**Short problem**: Show all lines that include the string "Happiness"; copy each one.

**Stored rows**:
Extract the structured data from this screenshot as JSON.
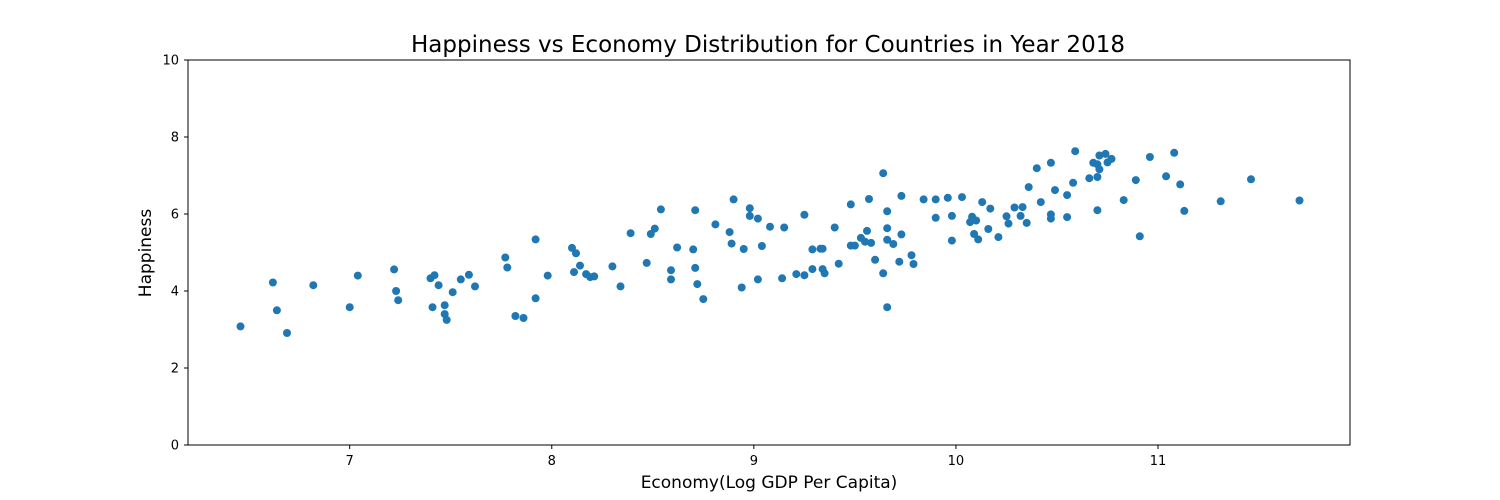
{
  "chart_data": {
    "type": "scatter",
    "title": "Happiness vs Economy Distribution for Countries in Year 2018",
    "xlabel": "Economy(Log GDP Per Capita)",
    "ylabel": "Happiness",
    "xlim": [
      6.2,
      11.95
    ],
    "ylim": [
      0,
      10
    ],
    "xticks": [
      7,
      8,
      9,
      10,
      11
    ],
    "yticks": [
      0,
      2,
      4,
      6,
      8,
      10
    ],
    "grid": false,
    "legend": "none",
    "marker_color": "#1f77b4",
    "points": [
      [
        6.46,
        3.08
      ],
      [
        6.62,
        4.22
      ],
      [
        6.64,
        3.5
      ],
      [
        6.69,
        2.91
      ],
      [
        6.82,
        4.15
      ],
      [
        7.0,
        3.58
      ],
      [
        7.04,
        4.4
      ],
      [
        7.22,
        4.56
      ],
      [
        7.23,
        4.0
      ],
      [
        7.24,
        3.76
      ],
      [
        7.4,
        4.33
      ],
      [
        7.41,
        3.58
      ],
      [
        7.42,
        4.41
      ],
      [
        7.44,
        4.15
      ],
      [
        7.47,
        3.63
      ],
      [
        7.47,
        3.4
      ],
      [
        7.48,
        3.25
      ],
      [
        7.51,
        3.97
      ],
      [
        7.55,
        4.3
      ],
      [
        7.59,
        4.42
      ],
      [
        7.62,
        4.12
      ],
      [
        7.77,
        4.87
      ],
      [
        7.78,
        4.61
      ],
      [
        7.82,
        3.35
      ],
      [
        7.86,
        3.3
      ],
      [
        7.92,
        3.81
      ],
      [
        7.92,
        5.34
      ],
      [
        7.98,
        4.4
      ],
      [
        8.1,
        5.12
      ],
      [
        8.11,
        4.49
      ],
      [
        8.12,
        4.98
      ],
      [
        8.14,
        4.66
      ],
      [
        8.17,
        4.44
      ],
      [
        8.19,
        4.36
      ],
      [
        8.21,
        4.38
      ],
      [
        8.3,
        4.64
      ],
      [
        8.34,
        4.12
      ],
      [
        8.39,
        5.5
      ],
      [
        8.47,
        4.73
      ],
      [
        8.49,
        5.48
      ],
      [
        8.51,
        5.62
      ],
      [
        8.54,
        6.12
      ],
      [
        8.59,
        4.54
      ],
      [
        8.59,
        4.3
      ],
      [
        8.62,
        5.13
      ],
      [
        8.7,
        5.08
      ],
      [
        8.71,
        6.1
      ],
      [
        8.71,
        4.6
      ],
      [
        8.72,
        4.18
      ],
      [
        8.75,
        3.79
      ],
      [
        8.81,
        5.73
      ],
      [
        8.88,
        5.53
      ],
      [
        8.89,
        5.23
      ],
      [
        8.9,
        6.38
      ],
      [
        8.94,
        4.09
      ],
      [
        8.95,
        5.09
      ],
      [
        8.98,
        6.15
      ],
      [
        8.98,
        5.95
      ],
      [
        9.02,
        5.88
      ],
      [
        9.02,
        4.3
      ],
      [
        9.04,
        5.17
      ],
      [
        9.08,
        5.67
      ],
      [
        9.14,
        4.33
      ],
      [
        9.15,
        5.65
      ],
      [
        9.21,
        4.44
      ],
      [
        9.25,
        4.41
      ],
      [
        9.25,
        5.98
      ],
      [
        9.29,
        5.08
      ],
      [
        9.29,
        4.57
      ],
      [
        9.33,
        5.1
      ],
      [
        9.34,
        5.1
      ],
      [
        9.34,
        4.57
      ],
      [
        9.35,
        4.46
      ],
      [
        9.4,
        5.65
      ],
      [
        9.42,
        4.71
      ],
      [
        9.48,
        6.25
      ],
      [
        9.48,
        5.18
      ],
      [
        9.5,
        5.18
      ],
      [
        9.53,
        5.38
      ],
      [
        9.55,
        5.28
      ],
      [
        9.56,
        5.56
      ],
      [
        9.57,
        6.39
      ],
      [
        9.58,
        5.25
      ],
      [
        9.6,
        4.81
      ],
      [
        9.64,
        7.06
      ],
      [
        9.64,
        4.46
      ],
      [
        9.66,
        6.07
      ],
      [
        9.66,
        5.63
      ],
      [
        9.66,
        5.33
      ],
      [
        9.66,
        3.58
      ],
      [
        9.69,
        5.22
      ],
      [
        9.72,
        4.76
      ],
      [
        9.73,
        6.47
      ],
      [
        9.73,
        5.47
      ],
      [
        9.78,
        4.93
      ],
      [
        9.79,
        4.7
      ],
      [
        9.84,
        6.38
      ],
      [
        9.9,
        6.38
      ],
      [
        9.9,
        5.9
      ],
      [
        9.96,
        6.42
      ],
      [
        9.98,
        5.95
      ],
      [
        9.98,
        5.31
      ],
      [
        10.03,
        6.44
      ],
      [
        10.07,
        5.79
      ],
      [
        10.08,
        5.93
      ],
      [
        10.09,
        5.48
      ],
      [
        10.1,
        5.83
      ],
      [
        10.11,
        5.34
      ],
      [
        10.13,
        6.31
      ],
      [
        10.16,
        5.61
      ],
      [
        10.17,
        6.14
      ],
      [
        10.21,
        5.4
      ],
      [
        10.25,
        5.94
      ],
      [
        10.26,
        5.75
      ],
      [
        10.29,
        6.17
      ],
      [
        10.32,
        5.95
      ],
      [
        10.33,
        6.18
      ],
      [
        10.35,
        5.77
      ],
      [
        10.36,
        6.7
      ],
      [
        10.4,
        7.19
      ],
      [
        10.42,
        6.31
      ],
      [
        10.47,
        5.99
      ],
      [
        10.47,
        5.88
      ],
      [
        10.47,
        7.33
      ],
      [
        10.49,
        6.62
      ],
      [
        10.55,
        6.49
      ],
      [
        10.55,
        5.92
      ],
      [
        10.58,
        6.81
      ],
      [
        10.59,
        7.63
      ],
      [
        10.66,
        6.93
      ],
      [
        10.68,
        7.33
      ],
      [
        10.7,
        7.29
      ],
      [
        10.7,
        6.1
      ],
      [
        10.7,
        6.96
      ],
      [
        10.71,
        7.16
      ],
      [
        10.71,
        7.52
      ],
      [
        10.74,
        7.56
      ],
      [
        10.75,
        7.34
      ],
      [
        10.77,
        7.43
      ],
      [
        10.83,
        6.36
      ],
      [
        10.89,
        6.88
      ],
      [
        10.91,
        5.42
      ],
      [
        10.96,
        7.48
      ],
      [
        11.04,
        6.98
      ],
      [
        11.08,
        7.59
      ],
      [
        11.11,
        6.77
      ],
      [
        11.13,
        6.08
      ],
      [
        11.31,
        6.33
      ],
      [
        11.46,
        6.9
      ],
      [
        11.7,
        6.35
      ]
    ]
  }
}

**Solution for this task**:
    "title": "Happiness vs Economy Distribution for Countries in Year 2018",
    "ylabel": "Happiness",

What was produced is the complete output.